**TEXTO:**
A linguagem é o instrumento e o suporte indispensável aos progressos do pensamento. A linguagem exprime o pensamento ao mesmo tempo que age como estruturadora do mesmo.
O impacto da linguagem sobre o desenvolvimento do pensamento e da atividade global da criança é imenso.

Pensando na motricidade, que para Wallon é a expressão física da afetividade, podemos afirmar que a atividade muscular existe mesmo sem deslocamento do corpo no espaço. A musculatura possui função cinética (movimento) e função tônica (postural) determinado pelo tônus muscular, ou seja, atua sobre si mesmo, através de grupos musculares que se contraem e relaxam sustentando a postura.
É nesse momento que minha outra área de atuação profissional, a fisioterapia fala por experiência, a postura do sujeito fala muito sobre o que se passa internamente em seus processos psíquicos, não só fala, mas deixa marcas registradas como vícios posturais, ou seja, sempre que o indivíduo for pensar sobre a sua vida financeira, por exemplo, ele adquire a mesma postura de reflexão, ou sempre que for ler o jornal tem uma postura adquirida para esse momento também.
O indivíduo consolida certas posturas para certos tipos de reflexões, o que infelizmente pode levar a lesões consideráveis no corpo, como escolioses, dentre outras.

Resumindo a motricidade é a expressão através do corpo do que ocorre nos processos internos do indivíduo, tanto no âmbito afetivo como racional, sendo assim, temos a noção de que não somente o fator intelectual que ativa a cognição, mas a emoção, a postura e o movimento também, tanto no movimento de dentro para fora, como de fora para dentro.

**DADOS COLETADOS:**
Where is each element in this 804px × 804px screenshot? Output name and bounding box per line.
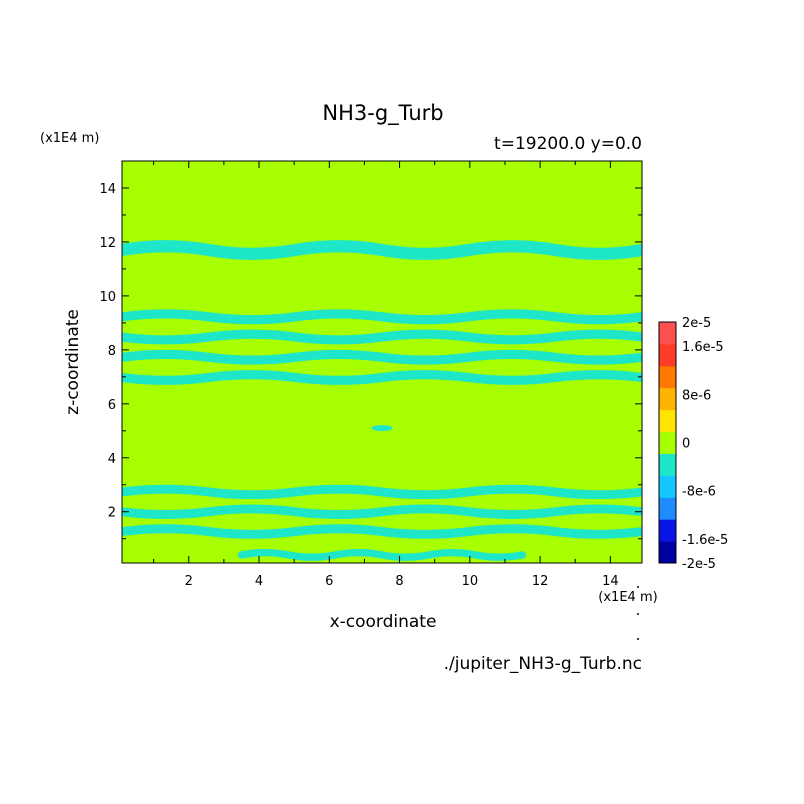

**ENUNCIADO:**
Reescreva o trecho do texto sobre motricidade que começa em "Resumindo a motricidade" e termina em "fora para dentro.", trocando "postura" por "respiração".

**RESOLUÇÃO:**
Resumindo a motricidade é a expressão através do corpo do que ocorre nos processos internos do indivíduo, tanto no âmbito afetivo como racional, sendo assim, temos a noção de que não somente o fator intelectual que ativa a cognição, mas a emoção, a respiração e o movimento também, tanto no movimento de dentro para fora, como de fora para dentro.